::: Supplied entries :::
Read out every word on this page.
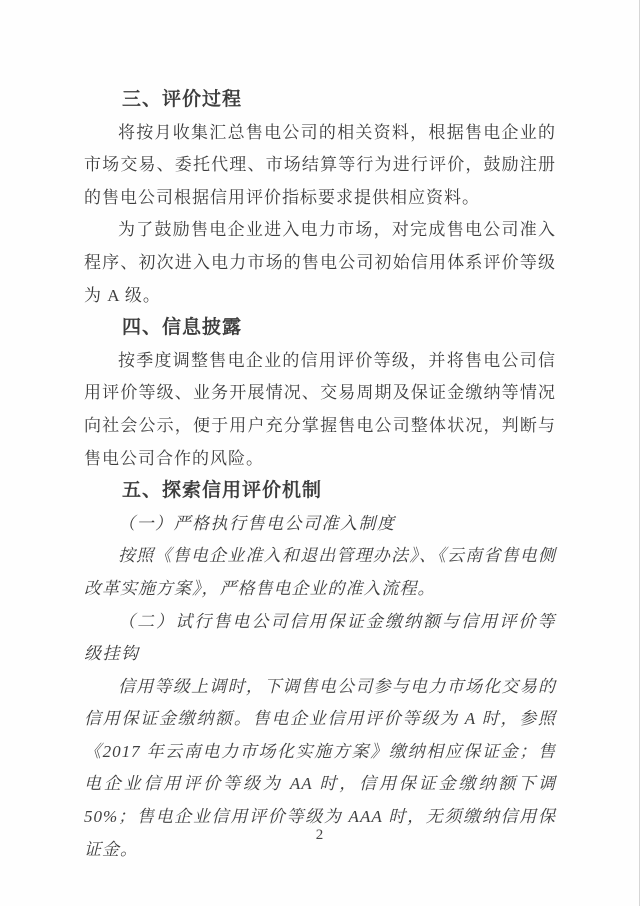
三、评价过程
将按月收集汇总售电公司的相关资料，根据售电企业的市场交易、委托代理、市场结算等行为进行评价，鼓励注册的售电公司根据信用评价指标要求提供相应资料。
为了鼓励售电企业进入电力市场，对完成售电公司准入程序、初次进入电力市场的售电公司初始信用体系评价等级为 A 级。
四、信息披露
按季度调整售电企业的信用评价等级，并将售电公司信用评价等级、业务开展情况、交易周期及保证金缴纳等情况向社会公示，便于用户充分掌握售电公司整体状况，判断与售电公司合作的风险。
五、探索信用评价机制
（一）严格执行售电公司准入制度
按照《售电企业准入和退出管理办法》、《云南省售电侧改革实施方案》，严格售电企业的准入流程。
（二）试行售电公司信用保证金缴纳额与信用评价等级挂钩
信用等级上调时，下调售电公司参与电力市场化交易的信用保证金缴纳额。售电企业信用评价等级为 A 时，参照《2017 年云南电力市场化实施方案》缴纳相应保证金；售电企业信用评价等级为 AA 时，信用保证金缴纳额下调 50%；售电企业信用评价等级为 AAA 时，无须缴纳信用保证金。
2
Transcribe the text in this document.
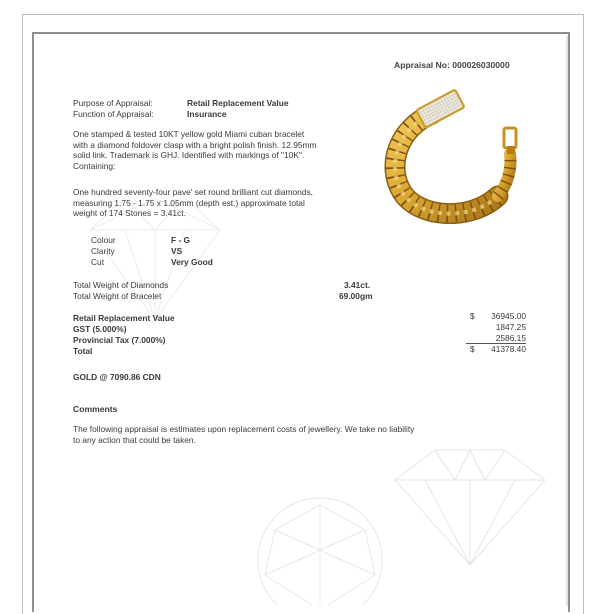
Appraisal No: 000026030000
Purpose of Appraisal:	Retail Replacement Value
Function of Appraisal:	Insurance
One stamped & tested 10KT yellow gold Miami cuban bracelet
with a diamond foldover clasp with a bright polish finish. 12.95mm
solid link. Trademark is GHJ. Identified with markings of "10K".
Containing:
One hundred seventy-four pave' set round brilliant cut diamonds,
measuring 1.75 - 1.75 x 1.05mm (depth est.) approximate total
weight of 174 Stones = 3.41ct.
Colour	F - G
Clarity	VS
Cut	Very Good
Total Weight of Diamonds	3.41ct.
Total Weight of Bracelet	69.00gm
Retail Replacement Value	$ 36945.00
GST (5.000%)	1847.25
Provincial Tax (7.000%)	2586.15
Total	$ 41378.40
GOLD @ 7090.86 CDN
Comments
The following appraisal is estimates upon replacement costs of jewellery. We take no liability
to any action that could be taken.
:::
• **Brief**:
Copy the records above exactly, omitting every picture.

• **Task solution**:
Read out every word on this page.
三、评价过程
将按月收集汇总售电公司的相关资料，根据售电企业的市场交易、委托代理、市场结算等行为进行评价，鼓励注册的售电公司根据信用评价指标要求提供相应资料。
为了鼓励售电企业进入电力市场，对完成售电公司准入程序、初次进入电力市场的售电公司初始信用体系评价等级为 A 级。
四、信息披露
按季度调整售电企业的信用评价等级，并将售电公司信用评价等级、业务开展情况、交易周期及保证金缴纳等情况向社会公示，便于用户充分掌握售电公司整体状况，判断与售电公司合作的风险。
五、探索信用评价机制
（一）严格执行售电公司准入制度
按照《售电企业准入和退出管理办法》、《云南省售电侧改革实施方案》，严格售电企业的准入流程。
（二）试行售电公司信用保证金缴纳额与信用评价等级挂钩
信用等级上调时，下调售电公司参与电力市场化交易的信用保证金缴纳额。售电企业信用评价等级为 A 时，参照《2017 年云南电力市场化实施方案》缴纳相应保证金；售电企业信用评价等级为 AA 时，信用保证金缴纳额下调 50%；售电企业信用评价等级为 AAA 时，无须缴纳信用保证金。
2
Transcribe the text in this document.
Appraisal No: 000026030000
Purpose of Appraisal:	Retail Replacement Value
Function of Appraisal:	Insurance
One stamped & tested 10KT yellow gold Miami cuban bracelet
with a diamond foldover clasp with a bright polish finish. 12.95mm
solid link. Trademark is GHJ. Identified with markings of "10K".
Containing:
One hundred seventy-four pave' set round brilliant cut diamonds,
measuring 1.75 - 1.75 x 1.05mm (depth est.) approximate total
weight of 174 Stones = 3.41ct.
Colour	F - G
Clarity	VS
Cut	Very Good
Total Weight of Diamonds	3.41ct.
Total Weight of Bracelet	69.00gm
Retail Replacement Value	$ 36945.00
GST (5.000%)	1847.25
Provincial Tax (7.000%)	2586.15
Total	$ 41378.40
GOLD @ 7090.86 CDN
Comments
The following appraisal is estimates upon replacement costs of jewellery. We take no liability
to any action that could be taken.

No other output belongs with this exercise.